Records shown:
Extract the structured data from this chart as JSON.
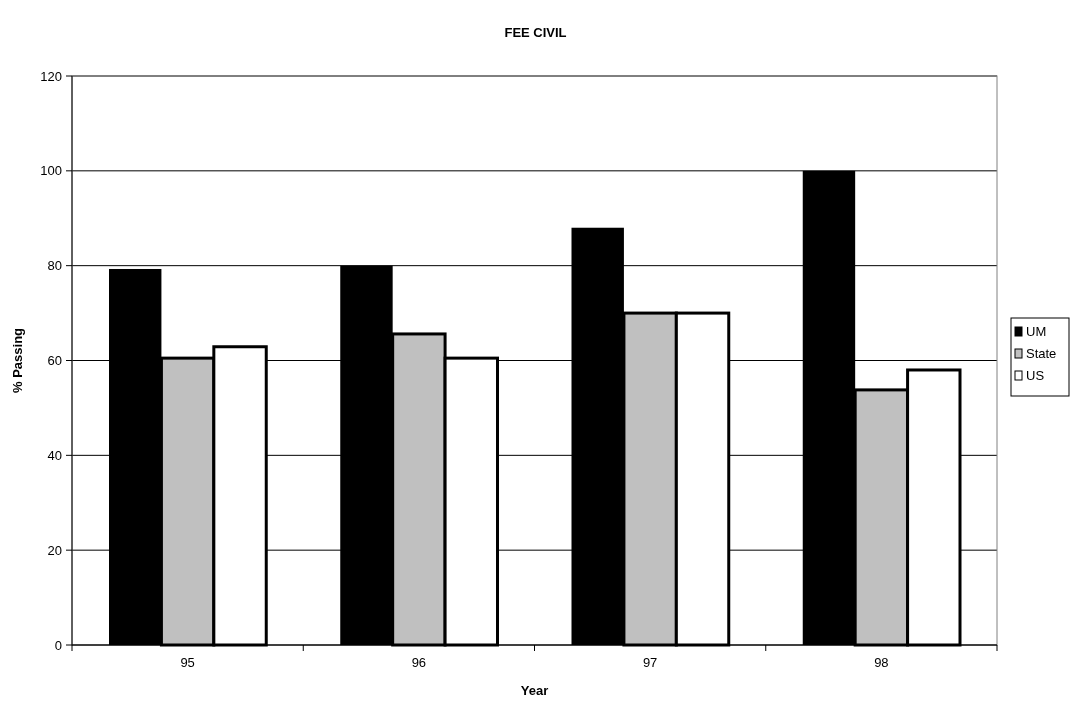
{
  "chart_data": {
    "type": "bar",
    "title": "FEE CIVIL",
    "xlabel": "Year",
    "ylabel": "% Passing",
    "categories": [
      "95",
      "96",
      "97",
      "98"
    ],
    "series": [
      {
        "name": "UM",
        "color": "#000000",
        "values": [
          79.3,
          80,
          88,
          100
        ]
      },
      {
        "name": "State",
        "color": "#c0c0c0",
        "values": [
          60.5,
          65.6,
          70,
          53.8
        ]
      },
      {
        "name": "US",
        "color": "#ffffff",
        "values": [
          62.9,
          60.5,
          70,
          58
        ]
      }
    ],
    "ylim": [
      0,
      120
    ],
    "yticks": [
      0,
      20,
      40,
      60,
      80,
      100,
      120
    ],
    "grid": "y",
    "legend": "right"
  }
}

Prompt: All of the records need repeating exactly, except for the pictures.

Solution to the exercise:
Extract the structured data from this chart as JSON.
{
  "chart_data": {
    "type": "bar",
    "title": "FEE CIVIL",
    "xlabel": "Year",
    "ylabel": "% Passing",
    "categories": [
      "95",
      "96",
      "97",
      "98"
    ],
    "series": [
      {
        "name": "UM",
        "color": "#000000",
        "values": [
          79.3,
          80,
          88,
          100
        ]
      },
      {
        "name": "State",
        "color": "#c0c0c0",
        "values": [
          60.5,
          65.6,
          70,
          53.8
        ]
      },
      {
        "name": "US",
        "color": "#ffffff",
        "values": [
          62.9,
          60.5,
          70,
          58
        ]
      }
    ],
    "ylim": [
      0,
      120
    ],
    "yticks": [
      0,
      20,
      40,
      60,
      80,
      100,
      120
    ],
    "grid": "y",
    "legend": "right"
  }
}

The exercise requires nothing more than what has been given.